Figure data in JSON:
· · · · ·

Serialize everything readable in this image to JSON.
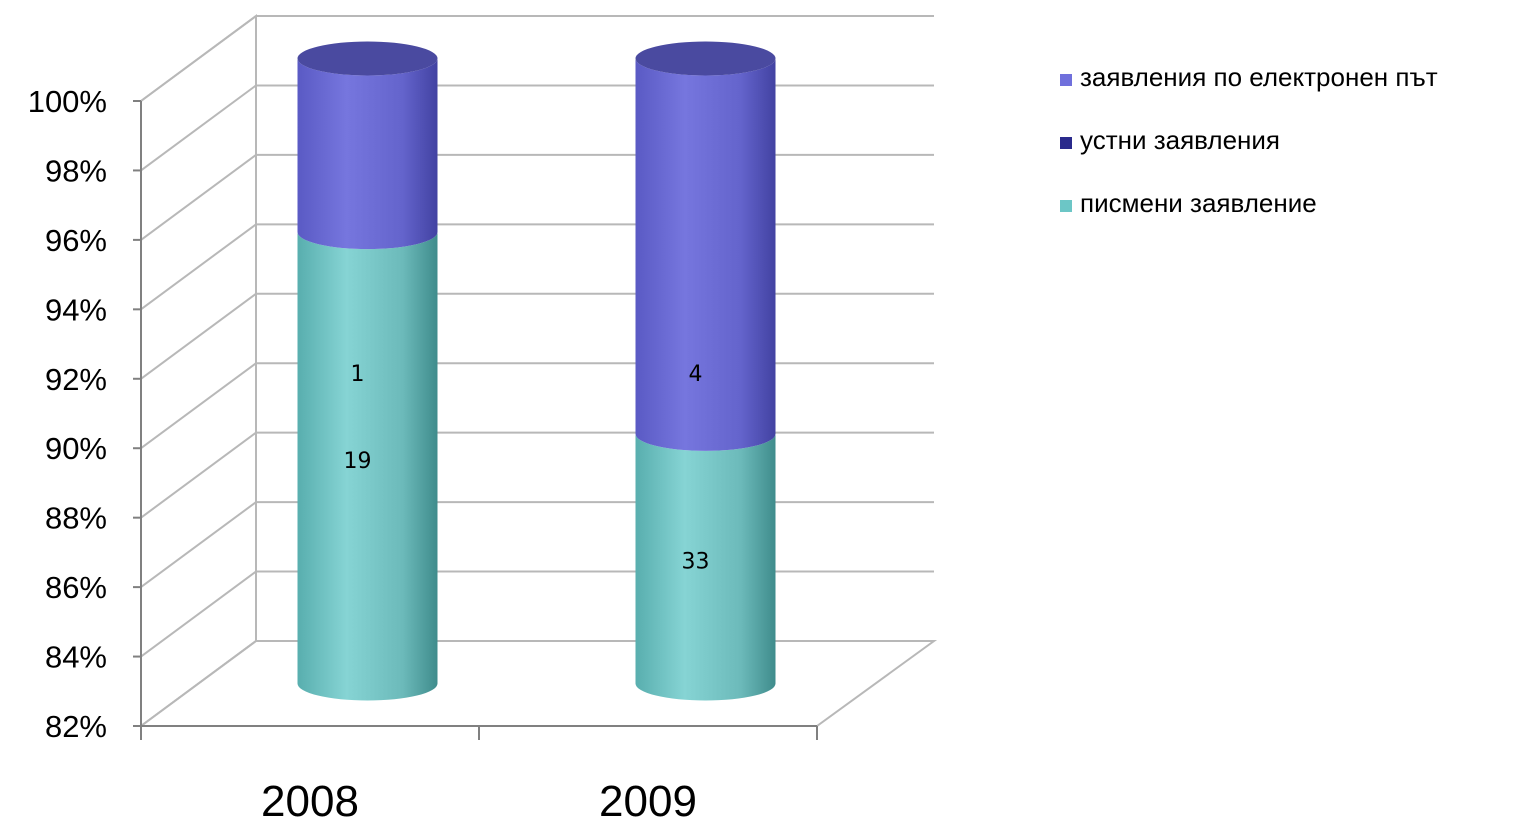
{
  "chart_data": {
    "type": "bar",
    "stacked": "percent",
    "style": "3d-cylinder",
    "categories": [
      "2008",
      "2009"
    ],
    "series": [
      {
        "name": "писмени заявление",
        "values": [
          19,
          33
        ],
        "color": "#7ccccc"
      },
      {
        "name": "устни заявления",
        "values": [
          1,
          4
        ],
        "color": "#6c6cd8"
      },
      {
        "name": "заявления по електронен път",
        "values": [
          0,
          0
        ],
        "color": "#7878dc"
      }
    ],
    "legend": {
      "position": "top-right",
      "entries": [
        {
          "label": "заявления по електронен път",
          "color": "#7070dc"
        },
        {
          "label": "устни заявления",
          "color": "#2a2a8c"
        },
        {
          "label": "писмени заявление",
          "color": "#6cc6c6"
        }
      ]
    },
    "yticks": [
      "82%",
      "84%",
      "86%",
      "88%",
      "90%",
      "92%",
      "94%",
      "96%",
      "98%",
      "100%"
    ],
    "ylim": [
      82,
      100
    ],
    "grid": true,
    "title": "",
    "xlabel": "",
    "ylabel": ""
  }
}
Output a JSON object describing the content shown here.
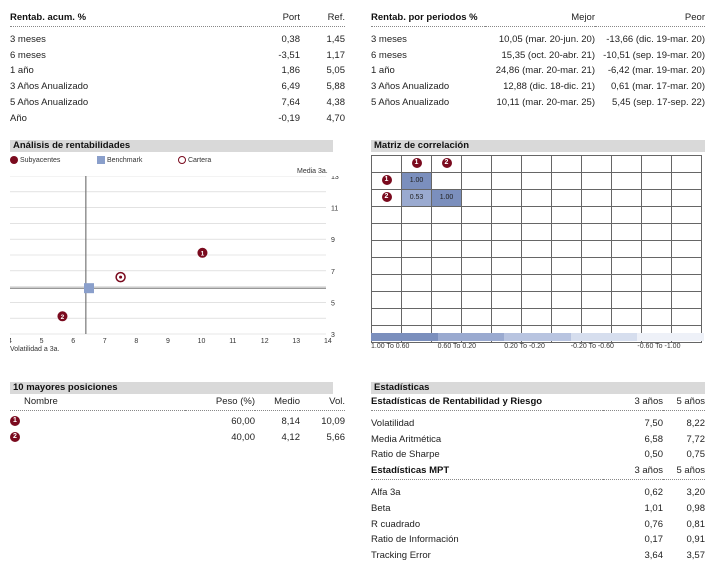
{
  "rentab_acum": {
    "title": "Rentab. acum. %",
    "col_port": "Port",
    "col_ref": "Ref.",
    "rows": [
      {
        "label": "3 meses",
        "port": "0,38",
        "ref": "1,45"
      },
      {
        "label": "6 meses",
        "port": "-3,51",
        "ref": "1,17"
      },
      {
        "label": "1 año",
        "port": "1,86",
        "ref": "5,05"
      },
      {
        "label": "3 Años Anualizado",
        "port": "6,49",
        "ref": "5,88"
      },
      {
        "label": "5 Años Anualizado",
        "port": "7,64",
        "ref": "4,38"
      },
      {
        "label": "Año",
        "port": "-0,19",
        "ref": "4,70"
      }
    ]
  },
  "rentab_periodos": {
    "title": "Rentab. por periodos %",
    "col_mejor": "Mejor",
    "col_peor": "Peor",
    "rows": [
      {
        "label": "3 meses",
        "mejor": "10,05 (mar. 20-jun. 20)",
        "peor": "-13,66 (dic. 19-mar. 20)"
      },
      {
        "label": "6 meses",
        "mejor": "15,35 (oct. 20-abr. 21)",
        "peor": "-10,51 (sep. 19-mar. 20)"
      },
      {
        "label": "1 año",
        "mejor": "24,86 (mar. 20-mar. 21)",
        "peor": "-6,42 (mar. 19-mar. 20)"
      },
      {
        "label": "3 Años Anualizado",
        "mejor": "12,88 (dic. 18-dic. 21)",
        "peor": "0,61 (mar. 17-mar. 20)"
      },
      {
        "label": "5 Años Anualizado",
        "mejor": "10,11 (mar. 20-mar. 25)",
        "peor": "5,45 (sep. 17-sep. 22)"
      }
    ]
  },
  "analisis": {
    "title": "Análisis de rentabilidades",
    "legend": [
      "Subyacentes",
      "Benchmark",
      "Cartera"
    ],
    "ylabel": "Media 3a.",
    "xlabel": "Volatilidad a 3a.",
    "yticks": [
      "13",
      "11",
      "9",
      "7",
      "5",
      "3"
    ],
    "xticks": [
      "4",
      "5",
      "6",
      "7",
      "8",
      "9",
      "10",
      "11",
      "12",
      "13",
      "14"
    ],
    "point_labels": [
      "1",
      "2"
    ]
  },
  "chart_data": {
    "type": "scatter",
    "xlabel": "Volatilidad a 3a.",
    "ylabel": "Media 3a.",
    "xlim": [
      4,
      14
    ],
    "ylim": [
      3,
      13
    ],
    "series": [
      {
        "name": "Subyacentes",
        "points": [
          {
            "label": "1",
            "x": 10.09,
            "y": 8.14
          },
          {
            "label": "2",
            "x": 5.66,
            "y": 4.12
          }
        ]
      },
      {
        "name": "Benchmark",
        "points": [
          {
            "x": 6.5,
            "y": 5.9
          }
        ]
      },
      {
        "name": "Cartera",
        "points": [
          {
            "x": 7.5,
            "y": 6.6
          }
        ]
      }
    ],
    "crosshair": {
      "x": 6.4,
      "y": 5.9
    }
  },
  "matriz": {
    "title": "Matriz de correlación",
    "headers": [
      "1",
      "2"
    ],
    "values": [
      [
        "1.00",
        ""
      ],
      [
        "0.53",
        "1.00"
      ]
    ],
    "legend": [
      "1.00 To 0.60",
      "0.60 To 0.20",
      "0.20 To -0.20",
      "-0.20 To -0.60",
      "-0.60 To -1.00"
    ],
    "legend_colors": [
      "#7b8fbd",
      "#9aaad0",
      "#b8c4e0",
      "#d6deee",
      "#eef1f8"
    ]
  },
  "posiciones": {
    "title": "10 mayores posiciones",
    "col_nombre": "Nombre",
    "col_peso": "Peso (%)",
    "col_medio": "Medio",
    "col_vol": "Vol.",
    "rows": [
      {
        "badge": "1",
        "peso": "60,00",
        "medio": "8,14",
        "vol": "10,09"
      },
      {
        "badge": "2",
        "peso": "40,00",
        "medio": "4,12",
        "vol": "5,66"
      }
    ]
  },
  "estadisticas": {
    "title": "Estadísticas",
    "section1": "Estadísticas de Rentabilidad y Riesgo",
    "section2": "Estadísticas MPT",
    "col_3": "3 años",
    "col_5": "5 años",
    "rows1": [
      {
        "label": "Volatilidad",
        "a": "7,50",
        "b": "8,22"
      },
      {
        "label": "Media Aritmética",
        "a": "6,58",
        "b": "7,72"
      },
      {
        "label": "Ratio de Sharpe",
        "a": "0,50",
        "b": "0,75"
      }
    ],
    "rows2": [
      {
        "label": "Alfa 3a",
        "a": "0,62",
        "b": "3,20"
      },
      {
        "label": "Beta",
        "a": "1,01",
        "b": "0,98"
      },
      {
        "label": "R cuadrado",
        "a": "0,76",
        "b": "0,81"
      },
      {
        "label": "Ratio de Información",
        "a": "0,17",
        "b": "0,91"
      },
      {
        "label": "Tracking Error",
        "a": "3,64",
        "b": "3,57"
      }
    ]
  },
  "colors": {
    "accent": "#7a0a1e",
    "benchmark": "#8a9fcb",
    "grid": "#cccccc"
  }
}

· · · · ·

_WRITTEN REQUEST_. Without the pictures, output the full listing exactly as it stands.

_TASK RESULT_.
Serialize everything readable in this image to JSON.
{
  "chart_data": {
    "type": "bar",
    "stacked": "percent",
    "style": "3d-cylinder",
    "categories": [
      "2008",
      "2009"
    ],
    "series": [
      {
        "name": "писмени заявление",
        "values": [
          19,
          33
        ],
        "color": "#7ccccc"
      },
      {
        "name": "устни заявления",
        "values": [
          1,
          4
        ],
        "color": "#6c6cd8"
      },
      {
        "name": "заявления по електронен път",
        "values": [
          0,
          0
        ],
        "color": "#7878dc"
      }
    ],
    "legend": {
      "position": "top-right",
      "entries": [
        {
          "label": "заявления по електронен път",
          "color": "#7070dc"
        },
        {
          "label": "устни заявления",
          "color": "#2a2a8c"
        },
        {
          "label": "писмени заявление",
          "color": "#6cc6c6"
        }
      ]
    },
    "yticks": [
      "82%",
      "84%",
      "86%",
      "88%",
      "90%",
      "92%",
      "94%",
      "96%",
      "98%",
      "100%"
    ],
    "ylim": [
      82,
      100
    ],
    "grid": true,
    "title": "",
    "xlabel": "",
    "ylabel": ""
  }
}
Output a JSON object describing the content shown here.
{
  "rentab_acum": {
    "title": "Rentab. acum. %",
    "col_port": "Port",
    "col_ref": "Ref.",
    "rows": [
      {
        "label": "3 meses",
        "port": "0,38",
        "ref": "1,45"
      },
      {
        "label": "6 meses",
        "port": "-3,51",
        "ref": "1,17"
      },
      {
        "label": "1 año",
        "port": "1,86",
        "ref": "5,05"
      },
      {
        "label": "3 Años Anualizado",
        "port": "6,49",
        "ref": "5,88"
      },
      {
        "label": "5 Años Anualizado",
        "port": "7,64",
        "ref": "4,38"
      },
      {
        "label": "Año",
        "port": "-0,19",
        "ref": "4,70"
      }
    ]
  },
  "rentab_periodos": {
    "title": "Rentab. por periodos %",
    "col_mejor": "Mejor",
    "col_peor": "Peor",
    "rows": [
      {
        "label": "3 meses",
        "mejor": "10,05 (mar. 20-jun. 20)",
        "peor": "-13,66 (dic. 19-mar. 20)"
      },
      {
        "label": "6 meses",
        "mejor": "15,35 (oct. 20-abr. 21)",
        "peor": "-10,51 (sep. 19-mar. 20)"
      },
      {
        "label": "1 año",
        "mejor": "24,86 (mar. 20-mar. 21)",
        "peor": "-6,42 (mar. 19-mar. 20)"
      },
      {
        "label": "3 Años Anualizado",
        "mejor": "12,88 (dic. 18-dic. 21)",
        "peor": "0,61 (mar. 17-mar. 20)"
      },
      {
        "label": "5 Años Anualizado",
        "mejor": "10,11 (mar. 20-mar. 25)",
        "peor": "5,45 (sep. 17-sep. 22)"
      }
    ]
  },
  "analisis": {
    "title": "Análisis de rentabilidades",
    "legend": [
      "Subyacentes",
      "Benchmark",
      "Cartera"
    ],
    "ylabel": "Media 3a.",
    "xlabel": "Volatilidad a 3a.",
    "yticks": [
      "13",
      "11",
      "9",
      "7",
      "5",
      "3"
    ],
    "xticks": [
      "4",
      "5",
      "6",
      "7",
      "8",
      "9",
      "10",
      "11",
      "12",
      "13",
      "14"
    ],
    "point_labels": [
      "1",
      "2"
    ]
  },
  "chart_data": {
    "type": "scatter",
    "xlabel": "Volatilidad a 3a.",
    "ylabel": "Media 3a.",
    "xlim": [
      4,
      14
    ],
    "ylim": [
      3,
      13
    ],
    "series": [
      {
        "name": "Subyacentes",
        "points": [
          {
            "label": "1",
            "x": 10.09,
            "y": 8.14
          },
          {
            "label": "2",
            "x": 5.66,
            "y": 4.12
          }
        ]
      },
      {
        "name": "Benchmark",
        "points": [
          {
            "x": 6.5,
            "y": 5.9
          }
        ]
      },
      {
        "name": "Cartera",
        "points": [
          {
            "x": 7.5,
            "y": 6.6
          }
        ]
      }
    ],
    "crosshair": {
      "x": 6.4,
      "y": 5.9
    }
  },
  "matriz": {
    "title": "Matriz de correlación",
    "headers": [
      "1",
      "2"
    ],
    "values": [
      [
        "1.00",
        ""
      ],
      [
        "0.53",
        "1.00"
      ]
    ],
    "legend": [
      "1.00 To 0.60",
      "0.60 To 0.20",
      "0.20 To -0.20",
      "-0.20 To -0.60",
      "-0.60 To -1.00"
    ],
    "legend_colors": [
      "#7b8fbd",
      "#9aaad0",
      "#b8c4e0",
      "#d6deee",
      "#eef1f8"
    ]
  },
  "posiciones": {
    "title": "10 mayores posiciones",
    "col_nombre": "Nombre",
    "col_peso": "Peso (%)",
    "col_medio": "Medio",
    "col_vol": "Vol.",
    "rows": [
      {
        "badge": "1",
        "peso": "60,00",
        "medio": "8,14",
        "vol": "10,09"
      },
      {
        "badge": "2",
        "peso": "40,00",
        "medio": "4,12",
        "vol": "5,66"
      }
    ]
  },
  "estadisticas": {
    "title": "Estadísticas",
    "section1": "Estadísticas de Rentabilidad y Riesgo",
    "section2": "Estadísticas MPT",
    "col_3": "3 años",
    "col_5": "5 años",
    "rows1": [
      {
        "label": "Volatilidad",
        "a": "7,50",
        "b": "8,22"
      },
      {
        "label": "Media Aritmética",
        "a": "6,58",
        "b": "7,72"
      },
      {
        "label": "Ratio de Sharpe",
        "a": "0,50",
        "b": "0,75"
      }
    ],
    "rows2": [
      {
        "label": "Alfa 3a",
        "a": "0,62",
        "b": "3,20"
      },
      {
        "label": "Beta",
        "a": "1,01",
        "b": "0,98"
      },
      {
        "label": "R cuadrado",
        "a": "0,76",
        "b": "0,81"
      },
      {
        "label": "Ratio de Información",
        "a": "0,17",
        "b": "0,91"
      },
      {
        "label": "Tracking Error",
        "a": "3,64",
        "b": "3,57"
      }
    ]
  },
  "colors": {
    "accent": "#7a0a1e",
    "benchmark": "#8a9fcb",
    "grid": "#cccccc"
  }
}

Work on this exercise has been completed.